§ **Written instruction**
Swap "gridline" for "grid line" in the data from its first line through the line containing "gridline [657, 298, 660, 624]", and give back only those lines with nothing else changed.

§ **Information provided**
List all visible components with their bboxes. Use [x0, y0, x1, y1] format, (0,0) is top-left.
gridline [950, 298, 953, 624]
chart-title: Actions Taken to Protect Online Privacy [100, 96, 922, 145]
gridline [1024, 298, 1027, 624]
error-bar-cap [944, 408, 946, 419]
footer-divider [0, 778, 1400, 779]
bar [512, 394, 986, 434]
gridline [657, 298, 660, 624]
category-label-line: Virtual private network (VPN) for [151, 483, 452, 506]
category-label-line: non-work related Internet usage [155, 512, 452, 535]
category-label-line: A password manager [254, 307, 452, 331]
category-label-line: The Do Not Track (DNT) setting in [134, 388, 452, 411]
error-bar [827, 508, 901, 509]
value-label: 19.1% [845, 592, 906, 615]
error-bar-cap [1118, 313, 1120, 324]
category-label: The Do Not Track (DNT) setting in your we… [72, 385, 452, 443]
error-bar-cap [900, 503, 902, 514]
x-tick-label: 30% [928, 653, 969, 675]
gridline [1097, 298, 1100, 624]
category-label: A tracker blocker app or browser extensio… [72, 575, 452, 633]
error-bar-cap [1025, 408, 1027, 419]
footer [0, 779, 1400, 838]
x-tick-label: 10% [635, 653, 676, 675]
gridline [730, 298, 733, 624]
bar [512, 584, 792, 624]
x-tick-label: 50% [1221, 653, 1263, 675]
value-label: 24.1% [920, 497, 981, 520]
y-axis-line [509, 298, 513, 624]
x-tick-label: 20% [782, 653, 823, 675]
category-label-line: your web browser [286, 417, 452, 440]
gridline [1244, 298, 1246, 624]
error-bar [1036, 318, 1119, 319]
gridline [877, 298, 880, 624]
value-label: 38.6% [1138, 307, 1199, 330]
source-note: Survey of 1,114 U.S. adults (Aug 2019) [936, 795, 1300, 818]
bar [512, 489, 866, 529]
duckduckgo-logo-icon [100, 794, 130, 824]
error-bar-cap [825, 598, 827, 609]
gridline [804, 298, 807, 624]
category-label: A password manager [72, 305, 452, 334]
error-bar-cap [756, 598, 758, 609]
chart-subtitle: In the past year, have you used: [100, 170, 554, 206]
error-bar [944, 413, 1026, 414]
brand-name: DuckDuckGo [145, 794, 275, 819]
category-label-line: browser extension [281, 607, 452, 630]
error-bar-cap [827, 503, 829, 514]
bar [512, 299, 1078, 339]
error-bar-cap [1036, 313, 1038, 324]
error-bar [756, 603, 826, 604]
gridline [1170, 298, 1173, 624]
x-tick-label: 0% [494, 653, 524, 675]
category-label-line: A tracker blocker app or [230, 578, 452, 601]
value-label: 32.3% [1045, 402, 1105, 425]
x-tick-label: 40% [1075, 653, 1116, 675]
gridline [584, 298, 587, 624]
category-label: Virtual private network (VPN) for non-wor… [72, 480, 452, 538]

§ **Correct response**
List all visible components with their bboxes. Use [x0, y0, x1, y1] format, (0,0) is top-left.
grid line [950, 298, 953, 624]
chart-title: Actions Taken to Protect Online Privacy [100, 96, 922, 145]
grid line [1024, 298, 1027, 624]
error-bar-cap [944, 408, 946, 419]
footer-divider [0, 778, 1400, 779]
bar [512, 394, 986, 434]
grid line [657, 298, 660, 624]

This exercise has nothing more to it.